**EXERCISES:**
1. Answer these questions from the blog post:
(a) What kind of notebook did the writer keep notes in?
(b) How many pages of pretty decent material could the writer once produce in a couple of hours?
(c) How much extra per month would it cost the writer to connect a game to the cable modem?
2. Shorten the paragraph of the blog post that begins "I used to be able to pound out 20-30" and keep its main facts.

**SELECTED EXCERPT:**
## begin
And now it’s 2004, and in an
entertainment version of a mid life crises. He tries to relive his youth,
taking on The Ladykillers. It was his Porsche, his yacht, or
younger trophy wife. But sadly, like many of the old guys, he just
couldn’t pull it off. Simply stated. He forgot to be funny, and became
neighbors with Michael Keaton in this small, close-gated community.
Now I’m not saying he’s not talented,
charming, or not a great lead anymore. He really is. Like your really cool
younger uncle who used to let you ride on the back of his motorcycle, if
you didn’t tell your mother. Then one family Christmas dinner, his hair is
short, has a ring on is finger, traded in the bike for an SUV and although
he is still a great guy, but you miss that other part of him that’s either
buried or was traded in as part of the moon roof package. But you almost
have to accept it. He really can’t go back, it would be too awkward he’s
gone too far forward. Stuff began to seem forced, and too easy. Now I’ve
forgotten if I’m talking about Tom Hanks or the uncle.
And with it came with me. I’d try to
write, but it was terrible, worse than my normal drivel. I’d have my Superman notebook open to the latest page of notes
written I've written and they were so cryptic that the enigma
machine couldn’t make sense of it. Upon
re-reading certain notes that I’d written, now it was a subject that was
completely uninteresting, (but at the time when I jotted it down, it was
genius and hilarious) upon further review it was just the phrase “salting
the land rover” staring back at me asking to make a sober, cohesive
thought.
I used to be able to pound out 20-30
pages of pretty decent stuff in a couple hours. When I was on, I’d be
able get 45 pages of stuff done, with maybe 25 pages of something decent.
That is of course, without grammar and spell-check, as if I'd ever
do that. For
a while I’d sit in front of my computer and it would take me two hours to
write half a page and then I would just delete later after reading it. It
was getting to be as frustrating as figuring out which button Ashlee
Simpson needed to push to properly lip sync. But hopefully, Chicago, a
new city, new beginning, new chapter etc., will help to get a little more
juice flowing like on a George Foreman grill, and could be easily
discarded in that open sided tray with the grey stuff floating on it, 'til
the whole thing solidifies again.
Some updates on exactly what the purpose of some sections of this
site that never got updated are.
Madden Section: It
was created with the intent of finding video game dorks like myself and in
turn giving them a humorous forum to challenge me and talk a little trash
before the game. It never happened and probably will not because of the
fact that my internet service prevents me from connecting it to my cable
modem (it would be an extra $30 a month just to do this) and I’m not smart
enough to go bypass all their security stuff. Back to Madden, as I’ve
learned recently; it’s nearly impossible to beat the college student and
more specifically the sixth-year senior. When playing online, you’ve
passed that line of what defines a dork a while ago. You’ve thrown
yourself into a whole new world of people invested in the online gaming
community...and they’re all crazy. I was included, but I basically became
a prison bitch, I was being passed around like cigarettes and giving me
derogatory feminine expletives. I forgot how intense video games were at
places of higher education. It’s enormous. Money is many times involved
as well as reputation in standing, like when Matt used to hustle Golden
Tee and give lessons. And I’ve found that I can’t
even come close to those people who have 8 hours of GE classes and their
futon perfectly situated four feet from the TV with many continuous hours
of perpetual button pushing. I’ve learned that I just can’t compete with
the big boys anymore and should stick to slow pitch softball. It’s kind
of sad.
## end
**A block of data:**
## begin
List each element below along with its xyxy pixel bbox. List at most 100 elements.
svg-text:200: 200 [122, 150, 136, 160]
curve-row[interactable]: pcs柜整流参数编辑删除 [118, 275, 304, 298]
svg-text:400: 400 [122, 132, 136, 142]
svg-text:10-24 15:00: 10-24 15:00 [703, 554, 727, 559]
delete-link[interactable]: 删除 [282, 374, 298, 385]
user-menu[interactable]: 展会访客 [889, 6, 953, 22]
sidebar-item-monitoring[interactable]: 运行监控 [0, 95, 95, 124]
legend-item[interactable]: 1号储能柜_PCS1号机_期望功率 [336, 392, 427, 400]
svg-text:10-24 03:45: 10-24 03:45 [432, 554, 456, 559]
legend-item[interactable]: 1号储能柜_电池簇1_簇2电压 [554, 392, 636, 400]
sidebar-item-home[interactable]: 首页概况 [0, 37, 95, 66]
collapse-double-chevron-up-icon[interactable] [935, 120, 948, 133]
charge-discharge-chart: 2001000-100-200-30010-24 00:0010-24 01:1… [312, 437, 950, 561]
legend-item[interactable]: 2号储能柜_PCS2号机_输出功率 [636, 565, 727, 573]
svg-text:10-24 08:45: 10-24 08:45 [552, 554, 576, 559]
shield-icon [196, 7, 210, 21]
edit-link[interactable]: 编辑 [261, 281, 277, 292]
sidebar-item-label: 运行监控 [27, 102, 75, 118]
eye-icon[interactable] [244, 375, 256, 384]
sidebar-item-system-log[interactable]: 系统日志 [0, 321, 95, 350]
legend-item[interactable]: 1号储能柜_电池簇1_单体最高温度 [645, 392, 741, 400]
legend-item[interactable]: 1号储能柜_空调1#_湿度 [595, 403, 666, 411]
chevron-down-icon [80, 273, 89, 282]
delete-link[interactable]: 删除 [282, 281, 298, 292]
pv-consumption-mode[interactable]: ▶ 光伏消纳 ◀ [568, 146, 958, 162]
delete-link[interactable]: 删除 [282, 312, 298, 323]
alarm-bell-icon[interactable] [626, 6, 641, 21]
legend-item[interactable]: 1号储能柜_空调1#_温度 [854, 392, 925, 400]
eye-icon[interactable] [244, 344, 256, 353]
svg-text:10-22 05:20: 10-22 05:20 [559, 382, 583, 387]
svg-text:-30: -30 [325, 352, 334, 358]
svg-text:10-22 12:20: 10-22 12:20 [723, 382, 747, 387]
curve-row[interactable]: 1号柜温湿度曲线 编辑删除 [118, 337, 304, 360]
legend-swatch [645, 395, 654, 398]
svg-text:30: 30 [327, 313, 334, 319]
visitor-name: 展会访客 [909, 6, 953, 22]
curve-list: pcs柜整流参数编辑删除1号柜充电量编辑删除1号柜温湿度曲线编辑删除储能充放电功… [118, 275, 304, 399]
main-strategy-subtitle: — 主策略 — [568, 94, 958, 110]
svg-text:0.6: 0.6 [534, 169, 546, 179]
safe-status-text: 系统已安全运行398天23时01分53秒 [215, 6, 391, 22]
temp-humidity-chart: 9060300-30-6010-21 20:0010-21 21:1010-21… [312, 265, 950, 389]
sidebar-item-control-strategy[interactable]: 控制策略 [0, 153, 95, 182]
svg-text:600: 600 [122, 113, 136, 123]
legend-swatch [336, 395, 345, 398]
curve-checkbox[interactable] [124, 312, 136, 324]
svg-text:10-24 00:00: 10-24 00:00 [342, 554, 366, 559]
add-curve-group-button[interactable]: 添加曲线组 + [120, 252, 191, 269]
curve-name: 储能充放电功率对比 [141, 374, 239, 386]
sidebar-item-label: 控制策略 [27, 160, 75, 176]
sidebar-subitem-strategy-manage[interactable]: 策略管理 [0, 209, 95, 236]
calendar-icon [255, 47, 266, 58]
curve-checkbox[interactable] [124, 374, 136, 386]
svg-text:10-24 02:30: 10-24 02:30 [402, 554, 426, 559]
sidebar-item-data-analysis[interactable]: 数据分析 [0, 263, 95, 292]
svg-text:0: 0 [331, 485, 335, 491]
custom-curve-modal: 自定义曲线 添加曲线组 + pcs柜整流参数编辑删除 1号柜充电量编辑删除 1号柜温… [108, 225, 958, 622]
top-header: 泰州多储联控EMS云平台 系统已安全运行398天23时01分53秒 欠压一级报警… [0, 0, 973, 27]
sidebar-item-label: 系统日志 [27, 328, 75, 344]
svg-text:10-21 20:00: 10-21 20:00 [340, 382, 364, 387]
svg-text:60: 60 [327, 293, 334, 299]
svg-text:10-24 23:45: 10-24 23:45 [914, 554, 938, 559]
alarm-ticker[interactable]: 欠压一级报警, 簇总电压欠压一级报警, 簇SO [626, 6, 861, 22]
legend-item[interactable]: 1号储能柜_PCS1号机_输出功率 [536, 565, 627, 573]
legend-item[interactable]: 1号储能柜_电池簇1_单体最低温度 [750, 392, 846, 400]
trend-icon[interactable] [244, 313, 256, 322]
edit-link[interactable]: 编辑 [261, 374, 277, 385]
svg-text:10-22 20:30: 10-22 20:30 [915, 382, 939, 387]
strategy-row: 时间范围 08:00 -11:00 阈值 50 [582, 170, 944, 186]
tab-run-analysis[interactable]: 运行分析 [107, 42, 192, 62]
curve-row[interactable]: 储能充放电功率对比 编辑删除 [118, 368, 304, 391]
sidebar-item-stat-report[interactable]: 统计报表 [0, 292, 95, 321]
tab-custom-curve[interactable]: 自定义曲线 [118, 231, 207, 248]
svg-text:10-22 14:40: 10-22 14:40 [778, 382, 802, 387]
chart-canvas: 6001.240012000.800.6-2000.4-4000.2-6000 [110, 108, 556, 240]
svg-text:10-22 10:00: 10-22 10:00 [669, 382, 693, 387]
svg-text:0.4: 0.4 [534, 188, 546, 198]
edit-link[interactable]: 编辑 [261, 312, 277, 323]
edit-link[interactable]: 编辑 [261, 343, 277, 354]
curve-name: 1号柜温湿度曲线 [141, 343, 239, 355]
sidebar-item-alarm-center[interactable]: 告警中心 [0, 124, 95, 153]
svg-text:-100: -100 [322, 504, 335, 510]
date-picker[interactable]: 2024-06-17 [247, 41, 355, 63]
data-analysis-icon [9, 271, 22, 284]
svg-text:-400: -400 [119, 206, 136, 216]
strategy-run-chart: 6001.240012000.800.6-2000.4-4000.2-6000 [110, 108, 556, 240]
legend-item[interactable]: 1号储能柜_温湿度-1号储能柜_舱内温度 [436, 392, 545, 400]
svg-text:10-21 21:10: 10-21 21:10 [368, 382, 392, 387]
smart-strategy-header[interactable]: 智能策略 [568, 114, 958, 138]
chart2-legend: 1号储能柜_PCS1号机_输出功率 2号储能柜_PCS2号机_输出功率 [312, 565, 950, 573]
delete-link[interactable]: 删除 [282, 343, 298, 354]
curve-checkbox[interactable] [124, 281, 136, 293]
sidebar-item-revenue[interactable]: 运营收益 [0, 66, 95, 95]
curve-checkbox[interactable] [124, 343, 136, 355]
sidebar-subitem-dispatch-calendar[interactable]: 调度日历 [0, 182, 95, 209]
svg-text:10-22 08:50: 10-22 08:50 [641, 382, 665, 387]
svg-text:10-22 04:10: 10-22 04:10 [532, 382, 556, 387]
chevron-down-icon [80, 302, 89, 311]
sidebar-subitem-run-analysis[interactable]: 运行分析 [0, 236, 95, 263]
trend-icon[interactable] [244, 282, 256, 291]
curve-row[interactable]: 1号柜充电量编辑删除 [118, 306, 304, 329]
## end
**COMPLETE ANSWERS:**
1.
(a) A Superman notebook.
(b) 20 to 30 pages.
(c) $30 a month.

2. The writer once produced 20 to 30 pages of fairly decent material in a couple of hours. On good days that rose to 45 pages, about 25 of them decent, written without grammar or spell-check. Later, half a page took two hours and was usually deleted after rereading. The writer hopes the move to Chicago, a new city and a new beginning, will get the ideas flowing again.